*TASK BRIEF*
From the listing below, extract every line in which the word "merket" appears.

*RECORD EXTRACTS*
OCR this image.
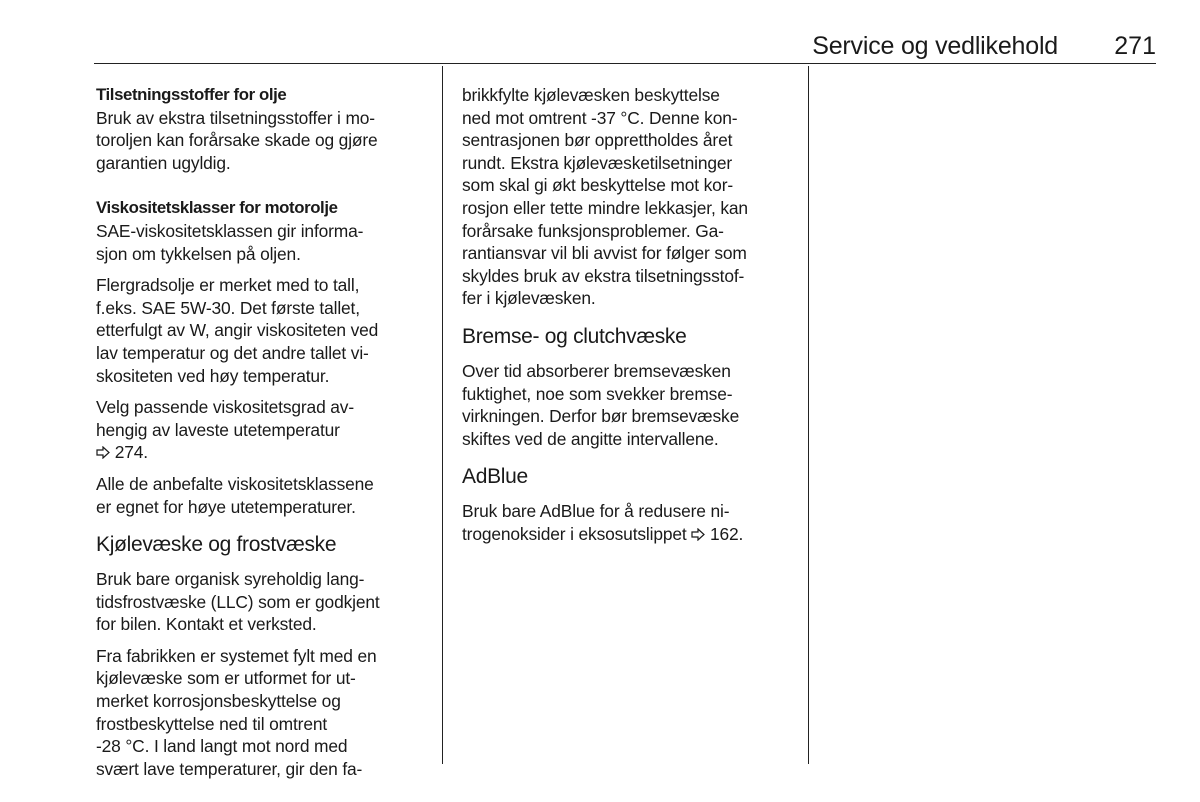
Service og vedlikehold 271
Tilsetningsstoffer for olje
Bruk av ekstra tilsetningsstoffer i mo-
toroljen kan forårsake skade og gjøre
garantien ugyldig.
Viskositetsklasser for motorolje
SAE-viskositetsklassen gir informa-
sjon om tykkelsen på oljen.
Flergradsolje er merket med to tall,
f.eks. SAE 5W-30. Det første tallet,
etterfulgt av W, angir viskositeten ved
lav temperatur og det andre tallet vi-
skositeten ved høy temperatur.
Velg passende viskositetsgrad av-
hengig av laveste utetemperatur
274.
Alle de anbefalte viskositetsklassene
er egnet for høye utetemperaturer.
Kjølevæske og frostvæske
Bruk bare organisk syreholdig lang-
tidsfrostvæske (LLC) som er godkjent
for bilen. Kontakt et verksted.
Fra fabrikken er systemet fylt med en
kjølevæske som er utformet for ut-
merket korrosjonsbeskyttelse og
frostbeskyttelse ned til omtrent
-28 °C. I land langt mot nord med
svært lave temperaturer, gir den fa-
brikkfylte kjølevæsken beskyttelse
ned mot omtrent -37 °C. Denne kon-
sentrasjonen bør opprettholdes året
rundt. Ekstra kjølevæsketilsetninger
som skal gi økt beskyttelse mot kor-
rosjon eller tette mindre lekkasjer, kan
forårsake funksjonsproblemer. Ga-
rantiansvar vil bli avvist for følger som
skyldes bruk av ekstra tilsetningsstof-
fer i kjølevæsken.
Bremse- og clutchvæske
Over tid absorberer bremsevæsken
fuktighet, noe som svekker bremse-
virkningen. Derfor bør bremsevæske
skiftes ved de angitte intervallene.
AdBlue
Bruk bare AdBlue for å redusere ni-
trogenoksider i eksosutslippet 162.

*SOLUTION TO THIS TASK*
Flergradsolje er merket med to tall,
merket korrosjonsbeskyttelse og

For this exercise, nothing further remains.